OBJECTIVE: List each item below that contains the string "startem", copying every such item in full.

(Lines of data)
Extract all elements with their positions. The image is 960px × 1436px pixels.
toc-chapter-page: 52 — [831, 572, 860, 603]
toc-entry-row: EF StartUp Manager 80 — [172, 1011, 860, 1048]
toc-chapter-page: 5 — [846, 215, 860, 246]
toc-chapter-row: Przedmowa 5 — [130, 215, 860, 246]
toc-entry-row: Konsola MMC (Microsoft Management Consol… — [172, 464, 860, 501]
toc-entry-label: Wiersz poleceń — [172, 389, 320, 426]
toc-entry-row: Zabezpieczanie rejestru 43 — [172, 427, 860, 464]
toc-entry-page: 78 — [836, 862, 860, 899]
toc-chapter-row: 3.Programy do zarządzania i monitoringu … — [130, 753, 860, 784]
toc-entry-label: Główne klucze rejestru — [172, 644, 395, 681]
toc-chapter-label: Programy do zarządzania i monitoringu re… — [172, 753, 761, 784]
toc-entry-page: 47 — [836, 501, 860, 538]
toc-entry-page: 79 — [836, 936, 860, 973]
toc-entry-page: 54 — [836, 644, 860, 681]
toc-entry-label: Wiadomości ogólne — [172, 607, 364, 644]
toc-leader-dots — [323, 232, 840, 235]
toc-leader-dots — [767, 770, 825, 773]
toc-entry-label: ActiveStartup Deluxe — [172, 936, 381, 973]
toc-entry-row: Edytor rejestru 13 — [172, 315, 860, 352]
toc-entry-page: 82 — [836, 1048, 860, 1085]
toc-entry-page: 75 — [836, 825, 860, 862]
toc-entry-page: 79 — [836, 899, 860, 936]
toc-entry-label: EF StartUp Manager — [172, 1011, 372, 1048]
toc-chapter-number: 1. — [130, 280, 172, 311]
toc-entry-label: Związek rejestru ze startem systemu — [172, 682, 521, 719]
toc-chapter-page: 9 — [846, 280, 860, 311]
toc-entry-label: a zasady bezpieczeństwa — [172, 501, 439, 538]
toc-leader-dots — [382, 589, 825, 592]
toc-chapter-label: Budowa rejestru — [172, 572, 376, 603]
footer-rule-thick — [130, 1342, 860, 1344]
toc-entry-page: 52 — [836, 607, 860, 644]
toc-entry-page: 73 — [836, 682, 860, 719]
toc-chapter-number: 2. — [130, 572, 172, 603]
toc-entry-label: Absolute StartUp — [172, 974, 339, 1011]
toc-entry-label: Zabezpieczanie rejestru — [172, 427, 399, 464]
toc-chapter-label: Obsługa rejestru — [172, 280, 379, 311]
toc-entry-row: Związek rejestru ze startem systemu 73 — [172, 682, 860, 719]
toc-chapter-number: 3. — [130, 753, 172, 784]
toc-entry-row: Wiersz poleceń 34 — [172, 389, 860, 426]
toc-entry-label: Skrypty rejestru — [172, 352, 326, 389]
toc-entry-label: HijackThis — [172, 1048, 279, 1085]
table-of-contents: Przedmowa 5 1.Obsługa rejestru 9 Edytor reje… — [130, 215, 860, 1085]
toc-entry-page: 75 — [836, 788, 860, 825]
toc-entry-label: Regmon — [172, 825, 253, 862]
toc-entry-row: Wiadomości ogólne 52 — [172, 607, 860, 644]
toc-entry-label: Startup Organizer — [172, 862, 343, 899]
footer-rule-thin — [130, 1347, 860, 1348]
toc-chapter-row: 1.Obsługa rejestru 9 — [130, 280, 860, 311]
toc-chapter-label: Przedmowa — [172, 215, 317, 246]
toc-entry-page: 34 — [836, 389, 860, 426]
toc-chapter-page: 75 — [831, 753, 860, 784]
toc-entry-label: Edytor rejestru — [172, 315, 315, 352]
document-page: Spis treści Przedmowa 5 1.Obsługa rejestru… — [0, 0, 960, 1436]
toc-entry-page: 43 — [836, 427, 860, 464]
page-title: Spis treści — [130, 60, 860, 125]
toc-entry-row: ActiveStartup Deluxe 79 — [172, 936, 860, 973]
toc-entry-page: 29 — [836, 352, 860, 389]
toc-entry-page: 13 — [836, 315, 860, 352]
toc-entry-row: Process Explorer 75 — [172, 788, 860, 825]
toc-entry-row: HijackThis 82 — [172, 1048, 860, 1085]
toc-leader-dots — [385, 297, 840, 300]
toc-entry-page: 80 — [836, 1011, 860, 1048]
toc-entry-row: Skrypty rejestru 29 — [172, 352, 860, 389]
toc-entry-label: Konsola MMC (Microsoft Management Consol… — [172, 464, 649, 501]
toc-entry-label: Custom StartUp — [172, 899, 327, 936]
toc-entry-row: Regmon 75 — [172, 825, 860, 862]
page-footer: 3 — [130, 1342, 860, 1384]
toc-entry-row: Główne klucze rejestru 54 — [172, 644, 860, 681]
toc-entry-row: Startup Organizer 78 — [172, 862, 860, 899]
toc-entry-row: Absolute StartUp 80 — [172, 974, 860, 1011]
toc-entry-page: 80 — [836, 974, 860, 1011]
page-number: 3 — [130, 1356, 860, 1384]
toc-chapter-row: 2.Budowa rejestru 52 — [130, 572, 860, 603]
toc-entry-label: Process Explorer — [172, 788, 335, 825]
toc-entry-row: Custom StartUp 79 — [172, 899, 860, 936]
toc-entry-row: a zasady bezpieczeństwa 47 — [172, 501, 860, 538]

ANSWER TO THIS PROBLEM:
toc-entry-label: Związek rejestru ze startem systemu — [172, 682, 521, 719]
toc-entry-row: Związek rejestru ze startem systemu 73 — [172, 682, 860, 719]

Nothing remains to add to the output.